Exercise instructions —
Copy every line, leaving nothing out and adding nothing.

Material provided —
******************************
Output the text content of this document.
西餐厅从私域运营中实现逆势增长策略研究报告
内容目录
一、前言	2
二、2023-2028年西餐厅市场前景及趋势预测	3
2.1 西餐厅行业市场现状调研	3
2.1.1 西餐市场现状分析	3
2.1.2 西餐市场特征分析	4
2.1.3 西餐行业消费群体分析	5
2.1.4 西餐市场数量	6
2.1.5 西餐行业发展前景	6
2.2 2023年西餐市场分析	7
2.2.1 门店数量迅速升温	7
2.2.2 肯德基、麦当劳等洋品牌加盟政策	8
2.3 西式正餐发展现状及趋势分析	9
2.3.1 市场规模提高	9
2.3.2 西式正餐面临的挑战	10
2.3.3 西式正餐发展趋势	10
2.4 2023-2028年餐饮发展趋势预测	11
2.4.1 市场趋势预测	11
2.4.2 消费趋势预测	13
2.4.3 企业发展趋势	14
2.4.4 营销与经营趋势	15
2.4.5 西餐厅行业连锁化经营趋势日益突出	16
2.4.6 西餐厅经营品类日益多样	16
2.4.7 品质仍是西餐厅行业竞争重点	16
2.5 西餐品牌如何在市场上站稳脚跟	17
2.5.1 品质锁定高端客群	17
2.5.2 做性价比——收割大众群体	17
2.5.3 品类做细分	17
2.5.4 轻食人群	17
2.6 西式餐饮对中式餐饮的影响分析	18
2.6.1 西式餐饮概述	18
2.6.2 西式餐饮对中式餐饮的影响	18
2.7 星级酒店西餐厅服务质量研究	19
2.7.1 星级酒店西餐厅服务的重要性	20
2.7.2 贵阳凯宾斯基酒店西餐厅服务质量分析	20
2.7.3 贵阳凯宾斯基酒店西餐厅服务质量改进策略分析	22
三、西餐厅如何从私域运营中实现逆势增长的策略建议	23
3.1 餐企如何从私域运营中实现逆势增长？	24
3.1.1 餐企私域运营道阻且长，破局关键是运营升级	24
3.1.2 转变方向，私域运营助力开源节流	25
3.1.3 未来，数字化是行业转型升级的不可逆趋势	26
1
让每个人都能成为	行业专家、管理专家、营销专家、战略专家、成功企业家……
******************************
Task solution —
Output the text content of this document.
西餐厅从私域运营中实现逆势增长策略研究报告
内容目录
一、前言	2
二、2023-2028年西餐厅市场前景及趋势预测	3
2.1 西餐厅行业市场现状调研	3
2.1.1 西餐市场现状分析	3
2.1.2 西餐市场特征分析	4
2.1.3 西餐行业消费群体分析	5
2.1.4 西餐市场数量	6
2.1.5 西餐行业发展前景	6
2.2 2023年西餐市场分析	7
2.2.1 门店数量迅速升温	7
2.2.2 肯德基、麦当劳等洋品牌加盟政策	8
2.3 西式正餐发展现状及趋势分析	9
2.3.1 市场规模提高	9
2.3.2 西式正餐面临的挑战	10
2.3.3 西式正餐发展趋势	10
2.4 2023-2028年餐饮发展趋势预测	11
2.4.1 市场趋势预测	11
2.4.2 消费趋势预测	13
2.4.3 企业发展趋势	14
2.4.4 营销与经营趋势	15
2.4.5 西餐厅行业连锁化经营趋势日益突出	16
2.4.6 西餐厅经营品类日益多样	16
2.4.7 品质仍是西餐厅行业竞争重点	16
2.5 西餐品牌如何在市场上站稳脚跟	17
2.5.1 品质锁定高端客群	17
2.5.2 做性价比——收割大众群体	17
2.5.3 品类做细分	17
2.5.4 轻食人群	17
2.6 西式餐饮对中式餐饮的影响分析	18
2.6.1 西式餐饮概述	18
2.6.2 西式餐饮对中式餐饮的影响	18
2.7 星级酒店西餐厅服务质量研究	19
2.7.1 星级酒店西餐厅服务的重要性	20
2.7.2 贵阳凯宾斯基酒店西餐厅服务质量分析	20
2.7.3 贵阳凯宾斯基酒店西餐厅服务质量改进策略分析	22
三、西餐厅如何从私域运营中实现逆势增长的策略建议	23
3.1 餐企如何从私域运营中实现逆势增长？	24
3.1.1 餐企私域运营道阻且长，破局关键是运营升级	24
3.1.2 转变方向，私域运营助力开源节流	25
3.1.3 未来，数字化是行业转型升级的不可逆趋势	26
1
让每个人都能成为	行业专家、管理专家、营销专家、战略专家、成功企业家……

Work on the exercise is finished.